>>>
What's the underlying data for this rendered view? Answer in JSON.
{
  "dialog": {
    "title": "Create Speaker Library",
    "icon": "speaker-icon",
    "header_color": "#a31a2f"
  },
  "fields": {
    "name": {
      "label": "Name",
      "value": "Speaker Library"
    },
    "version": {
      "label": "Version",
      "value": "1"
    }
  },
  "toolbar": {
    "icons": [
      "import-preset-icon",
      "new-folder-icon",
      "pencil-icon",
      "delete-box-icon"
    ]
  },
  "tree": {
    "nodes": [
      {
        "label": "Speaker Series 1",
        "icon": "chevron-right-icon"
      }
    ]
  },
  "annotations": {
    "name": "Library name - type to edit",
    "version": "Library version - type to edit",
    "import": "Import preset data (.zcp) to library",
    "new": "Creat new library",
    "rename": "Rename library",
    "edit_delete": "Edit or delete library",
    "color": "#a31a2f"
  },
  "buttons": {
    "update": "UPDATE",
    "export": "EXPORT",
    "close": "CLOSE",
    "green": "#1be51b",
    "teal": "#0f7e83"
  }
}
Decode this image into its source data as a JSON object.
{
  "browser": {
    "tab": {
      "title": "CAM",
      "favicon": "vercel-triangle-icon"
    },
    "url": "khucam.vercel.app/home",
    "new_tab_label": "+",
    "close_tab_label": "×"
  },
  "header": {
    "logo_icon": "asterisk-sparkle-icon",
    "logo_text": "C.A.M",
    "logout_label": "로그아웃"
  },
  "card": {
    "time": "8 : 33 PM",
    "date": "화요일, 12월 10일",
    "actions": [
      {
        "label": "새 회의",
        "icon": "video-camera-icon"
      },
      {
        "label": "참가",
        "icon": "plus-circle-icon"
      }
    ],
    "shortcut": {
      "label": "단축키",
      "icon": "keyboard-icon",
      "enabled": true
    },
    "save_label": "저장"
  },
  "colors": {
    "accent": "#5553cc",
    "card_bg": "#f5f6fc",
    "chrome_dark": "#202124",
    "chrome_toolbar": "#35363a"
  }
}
<<<
The records above must be repeated exactly, every one of them.

What's the underlying data for this rendered view? Answer in JSON.
{
  "dialog": {
    "title": "Create Speaker Library",
    "icon": "speaker-icon",
    "header_color": "#a31a2f"
  },
  "fields": {
    "name": {
      "label": "Name",
      "value": "Speaker Library"
    },
    "version": {
      "label": "Version",
      "value": "1"
    }
  },
  "toolbar": {
    "icons": [
      "import-preset-icon",
      "new-folder-icon",
      "pencil-icon",
      "delete-box-icon"
    ]
  },
  "tree": {
    "nodes": [
      {
        "label": "Speaker Series 1",
        "icon": "chevron-right-icon"
      }
    ]
  },
  "annotations": {
    "name": "Library name - type to edit",
    "version": "Library version - type to edit",
    "import": "Import preset data (.zcp) to library",
    "new": "Creat new library",
    "rename": "Rename library",
    "edit_delete": "Edit or delete library",
    "color": "#a31a2f"
  },
  "buttons": {
    "update": "UPDATE",
    "export": "EXPORT",
    "close": "CLOSE",
    "green": "#1be51b",
    "teal": "#0f7e83"
  }
}
Decode this image into its source data as a JSON object.
{
  "browser": {
    "tab": {
      "title": "CAM",
      "favicon": "vercel-triangle-icon"
    },
    "url": "khucam.vercel.app/home",
    "new_tab_label": "+",
    "close_tab_label": "×"
  },
  "header": {
    "logo_icon": "asterisk-sparkle-icon",
    "logo_text": "C.A.M",
    "logout_label": "로그아웃"
  },
  "card": {
    "time": "8 : 33 PM",
    "date": "화요일, 12월 10일",
    "actions": [
      {
        "label": "새 회의",
        "icon": "video-camera-icon"
      },
      {
        "label": "참가",
        "icon": "plus-circle-icon"
      }
    ],
    "shortcut": {
      "label": "단축키",
      "icon": "keyboard-icon",
      "enabled": true
    },
    "save_label": "저장"
  },
  "colors": {
    "accent": "#5553cc",
    "card_bg": "#f5f6fc",
    "chrome_dark": "#202124",
    "chrome_toolbar": "#35363a"
  }
}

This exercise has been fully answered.